■ **Provided text**
* * *

The following subsections focus on applying Forward feature selection using Least squares regression (FFSOLS) and an Artificial Neural Network (ANN) to try to fit best and explain the formation of such prices.
In addition to the FFSLS regression presented in Subsection \ref{FFSOLSRegressionSubsection}, one can find in Appendices \ref{RegressionOLSSubsection} and \ref{RegressionLASSOSubsection} respectively an application of OLS regression with manual Features Selection based on statistics (F-test and so forth instead of cross validation) and a Lasso regression which is briefly introduced.
\subsection{Forward Feature Selection with OLS Regression (FFSOLS regression)}
\label{FFSOLSRegressionSubsection}
FFSOLS regressions based on cross validation are applied in the following two Subsections. 10-Folds cross-validation is used as the outer level of the cross validation since it is often seen as a relatively efficient number of Folds for cross validation. Our initial dataset contains 159 observations and leaves each training set with approximately 144 observations which sounds sufficient for the training of the models. On the other hand, this means each test dataset is composed of around 16 observations which can lead to mean test errors that should reasonably depict the approximated generalized error of each of the 10 best models constructed within the inner part of the cross-validation.
And since we set the internal cross validation of the forward selection to 10, this means the inner training sets of each outer training sets contain around 130 observations each to compute the models containing the improvement brought by each attribute, and approximately 14 observations per inner test set to measure the improvement of each model with an added attribute (i.e. the reduction in the error of the model).

* * *

■ **Provided data**
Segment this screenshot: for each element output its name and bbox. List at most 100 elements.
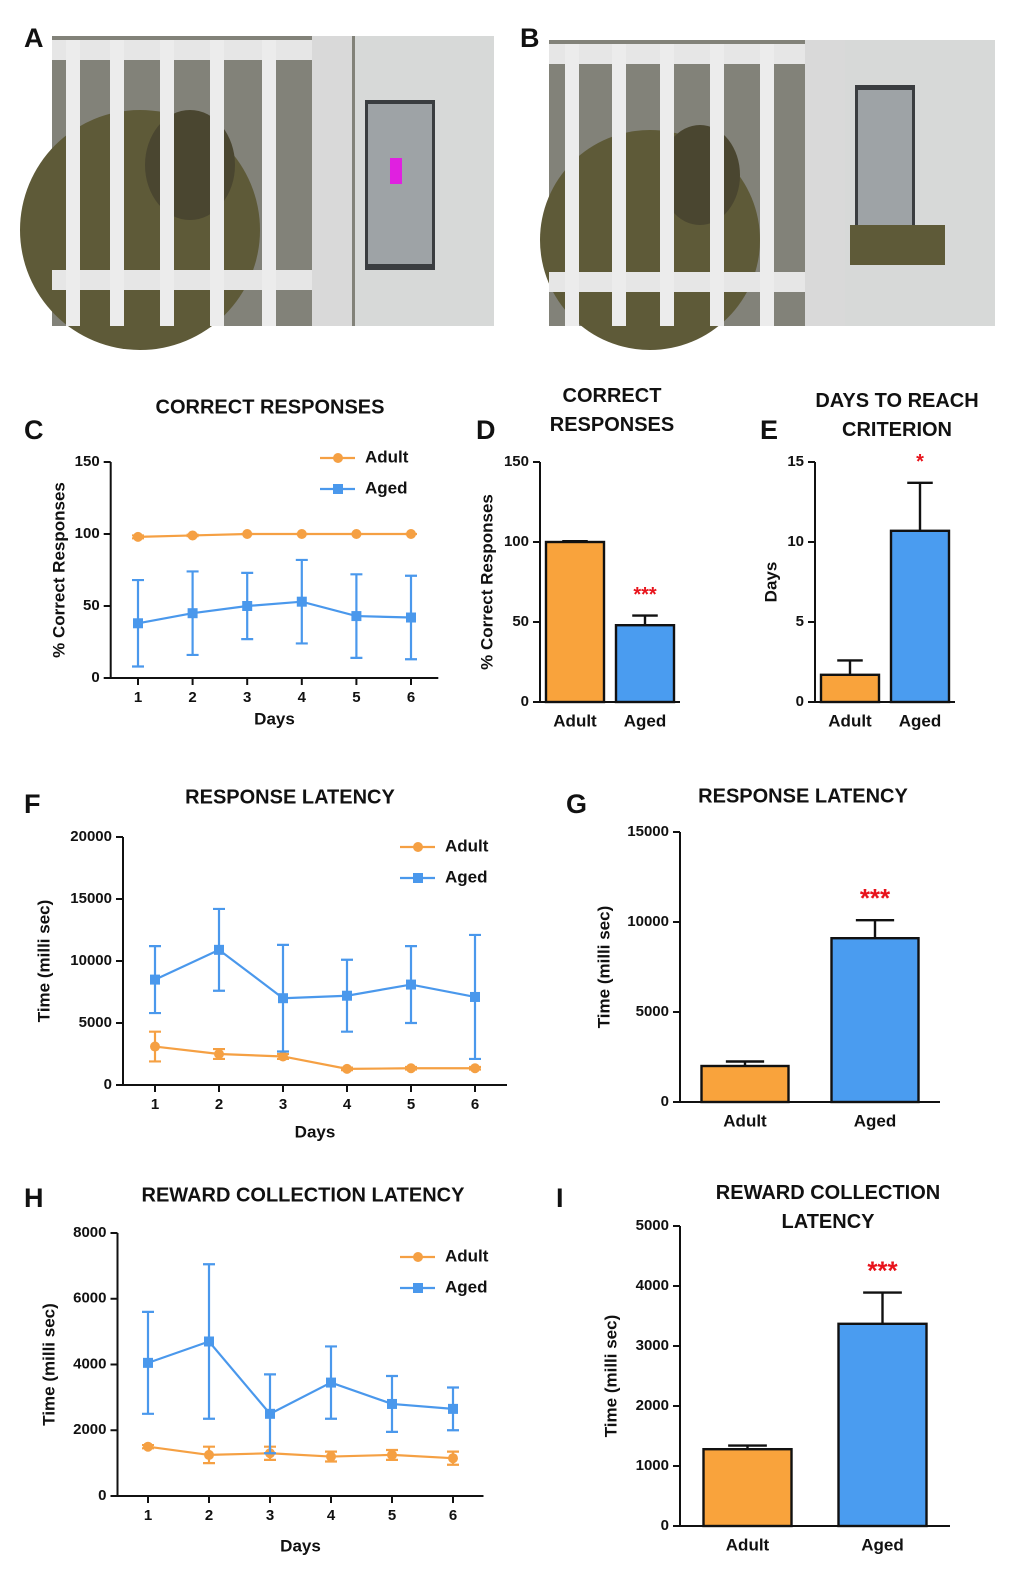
point bbox=[204, 1449, 214, 1460]
bar bbox=[614, 624, 676, 704]
y-axis-label: Time (milli sec) bbox=[594, 906, 613, 1029]
y-tick-label: 0 bbox=[661, 1517, 669, 1534]
x-tick-label: 6 bbox=[471, 1096, 479, 1113]
point bbox=[278, 1051, 288, 1062]
photo-a bbox=[20, 36, 494, 350]
y-tick-label: 2000 bbox=[73, 1421, 106, 1438]
x-tick-label: 4 bbox=[343, 1096, 352, 1113]
y-tick-label: 150 bbox=[504, 453, 529, 470]
x-axis-label: Days bbox=[280, 1536, 321, 1555]
x-tick-label: 1 bbox=[134, 689, 142, 706]
chart-title: CORRECT RESPONSES bbox=[550, 385, 674, 436]
bar bbox=[819, 673, 881, 704]
panel-letter: D bbox=[476, 415, 496, 445]
x-tick-label: 1 bbox=[151, 1096, 159, 1113]
point bbox=[214, 1049, 224, 1059]
title-line: DAYS TO REACH bbox=[815, 390, 978, 412]
point bbox=[342, 990, 352, 1001]
chart-title: DAYS TO REACH CRITERION bbox=[815, 390, 978, 441]
panel-letter: I bbox=[556, 1183, 564, 1213]
panel-letter: G bbox=[566, 789, 587, 819]
point bbox=[406, 612, 416, 623]
x-tick-label: 4 bbox=[298, 689, 307, 706]
chart-title: RESPONSE LATENCY bbox=[185, 786, 395, 808]
point bbox=[470, 991, 480, 1002]
chart-title: RESPONSE LATENCY bbox=[698, 785, 908, 807]
series-line bbox=[137, 600, 412, 625]
point bbox=[387, 1398, 397, 1409]
y-tick-label: 15 bbox=[787, 453, 804, 470]
photo-b bbox=[540, 40, 995, 350]
panel-letter: E bbox=[760, 415, 778, 445]
y-tick-label: 50 bbox=[83, 597, 100, 614]
x-tick-label: 2 bbox=[205, 1507, 213, 1524]
bar bbox=[702, 1447, 793, 1528]
point bbox=[265, 1408, 275, 1419]
point bbox=[214, 944, 224, 955]
point bbox=[133, 618, 143, 629]
y-axis-label: % Correct Responses bbox=[49, 482, 68, 658]
bar bbox=[544, 540, 606, 704]
legend-marker bbox=[413, 1283, 423, 1293]
x-tick-label: 5 bbox=[352, 689, 360, 706]
chart-title: REWARD COLLECTION LATENCY bbox=[142, 1184, 466, 1206]
y-tick-label: 10000 bbox=[70, 952, 112, 969]
title-line: RESPONSES bbox=[550, 414, 674, 436]
x-tick-label: Adult bbox=[726, 1535, 770, 1554]
point bbox=[296, 529, 307, 539]
y-tick-label: 15000 bbox=[70, 890, 112, 907]
point bbox=[187, 530, 198, 541]
point bbox=[278, 993, 288, 1004]
x-tick-label: 6 bbox=[449, 1507, 457, 1524]
significance: *** bbox=[867, 1255, 898, 1285]
y-tick-label: 100 bbox=[504, 533, 529, 550]
point bbox=[342, 1063, 352, 1074]
x-tick-label: Adult bbox=[553, 711, 597, 730]
point bbox=[351, 529, 362, 539]
title-line: CORRECT bbox=[563, 385, 662, 407]
y-tick-label: 50 bbox=[512, 613, 529, 630]
legend-marker bbox=[333, 453, 343, 463]
y-tick-label: 10 bbox=[787, 533, 804, 550]
y-tick-label: 15000 bbox=[627, 823, 669, 840]
point bbox=[406, 529, 416, 539]
y-tick-label: 4000 bbox=[73, 1355, 106, 1372]
y-tick-label: 10000 bbox=[627, 913, 669, 930]
x-tick-label: Aged bbox=[899, 711, 942, 730]
point bbox=[143, 1357, 153, 1368]
x-tick-label: 5 bbox=[388, 1507, 396, 1524]
point bbox=[242, 601, 253, 611]
x-tick-label: 2 bbox=[188, 689, 196, 706]
error-bar bbox=[632, 614, 658, 626]
bar bbox=[700, 1064, 790, 1104]
y-tick-label: 150 bbox=[75, 453, 100, 470]
x-tick-label: 4 bbox=[327, 1507, 336, 1524]
y-axis-label: Days bbox=[761, 562, 780, 603]
significance: *** bbox=[860, 883, 891, 913]
point bbox=[150, 974, 160, 985]
y-tick-label: 5000 bbox=[79, 1014, 112, 1031]
legend-label: Adult bbox=[365, 447, 409, 466]
error-bar bbox=[855, 919, 895, 939]
error-bar bbox=[907, 481, 933, 531]
legend-marker bbox=[413, 873, 423, 883]
x-tick-label: 5 bbox=[407, 1096, 415, 1113]
chart-title: REWARD COLLECTION LATENCY bbox=[716, 1182, 940, 1233]
series-line bbox=[137, 532, 411, 538]
y-tick-label: 6000 bbox=[73, 1290, 106, 1307]
legend-label: Aged bbox=[445, 867, 488, 886]
y-tick-label: 0 bbox=[91, 669, 99, 686]
point bbox=[351, 611, 362, 622]
bar bbox=[889, 529, 951, 704]
x-tick-label: 3 bbox=[243, 689, 251, 706]
point bbox=[296, 596, 307, 607]
x-tick-label: 3 bbox=[266, 1507, 274, 1524]
x-tick-label: 6 bbox=[407, 689, 415, 706]
error-bar bbox=[863, 1291, 902, 1324]
panel-letter: H bbox=[24, 1183, 44, 1213]
significance: * bbox=[916, 451, 924, 473]
y-tick-label: 0 bbox=[661, 1093, 669, 1110]
point bbox=[133, 531, 143, 542]
point bbox=[406, 1063, 416, 1074]
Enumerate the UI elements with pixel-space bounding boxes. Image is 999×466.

* * *

■ **Task directions**
According to the passage on forward feature selection, how many observations are in the initial dataset?

■ **Task output**
159 observations.